**Task prompt**
Extract every line below that contains the word "name".

[A run of records]
┄┄┄┄┄┄┄┄┄┄
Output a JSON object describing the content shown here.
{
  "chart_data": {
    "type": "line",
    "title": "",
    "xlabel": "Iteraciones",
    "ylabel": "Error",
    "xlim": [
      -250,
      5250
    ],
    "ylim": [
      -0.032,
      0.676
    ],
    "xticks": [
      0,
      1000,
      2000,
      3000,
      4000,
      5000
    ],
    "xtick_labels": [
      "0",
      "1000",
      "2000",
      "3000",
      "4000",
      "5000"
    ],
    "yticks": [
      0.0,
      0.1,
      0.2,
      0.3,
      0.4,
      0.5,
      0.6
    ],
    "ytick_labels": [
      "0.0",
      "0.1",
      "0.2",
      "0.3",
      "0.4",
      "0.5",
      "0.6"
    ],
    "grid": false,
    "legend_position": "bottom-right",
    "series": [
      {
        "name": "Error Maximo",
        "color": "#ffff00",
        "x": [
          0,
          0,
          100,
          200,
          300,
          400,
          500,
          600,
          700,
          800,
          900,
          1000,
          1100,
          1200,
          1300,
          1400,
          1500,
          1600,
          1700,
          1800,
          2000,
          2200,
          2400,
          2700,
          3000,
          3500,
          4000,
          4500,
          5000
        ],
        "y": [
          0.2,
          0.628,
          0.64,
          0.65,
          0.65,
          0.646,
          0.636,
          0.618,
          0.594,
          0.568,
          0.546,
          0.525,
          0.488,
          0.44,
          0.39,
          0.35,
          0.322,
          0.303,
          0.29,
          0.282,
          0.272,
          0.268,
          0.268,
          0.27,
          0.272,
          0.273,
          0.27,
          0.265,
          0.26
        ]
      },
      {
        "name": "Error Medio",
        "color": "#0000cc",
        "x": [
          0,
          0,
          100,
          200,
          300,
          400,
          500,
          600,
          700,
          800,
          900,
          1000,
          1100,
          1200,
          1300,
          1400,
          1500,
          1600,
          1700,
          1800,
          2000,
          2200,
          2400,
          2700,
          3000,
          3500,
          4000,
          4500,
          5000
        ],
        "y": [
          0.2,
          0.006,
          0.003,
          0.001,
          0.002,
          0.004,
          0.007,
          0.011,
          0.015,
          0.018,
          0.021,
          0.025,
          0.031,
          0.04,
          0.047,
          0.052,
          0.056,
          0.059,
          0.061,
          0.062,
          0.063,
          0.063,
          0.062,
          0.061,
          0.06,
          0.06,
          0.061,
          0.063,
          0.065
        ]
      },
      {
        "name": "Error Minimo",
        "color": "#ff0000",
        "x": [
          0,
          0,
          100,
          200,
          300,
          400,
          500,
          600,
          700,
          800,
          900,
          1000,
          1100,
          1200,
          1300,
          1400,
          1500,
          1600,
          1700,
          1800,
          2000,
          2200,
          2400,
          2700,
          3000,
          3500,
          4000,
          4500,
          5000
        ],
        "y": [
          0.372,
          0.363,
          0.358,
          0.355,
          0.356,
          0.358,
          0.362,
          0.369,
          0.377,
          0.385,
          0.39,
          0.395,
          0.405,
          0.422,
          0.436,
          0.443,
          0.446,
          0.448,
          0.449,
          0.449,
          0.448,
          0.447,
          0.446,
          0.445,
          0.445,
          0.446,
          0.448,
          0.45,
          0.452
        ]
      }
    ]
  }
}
┄┄┄┄┄┄┄┄┄┄
**Expected answer**
        "name": "Error Maximo",
        "name": "Error Medio",
        "name": "Error Minimo",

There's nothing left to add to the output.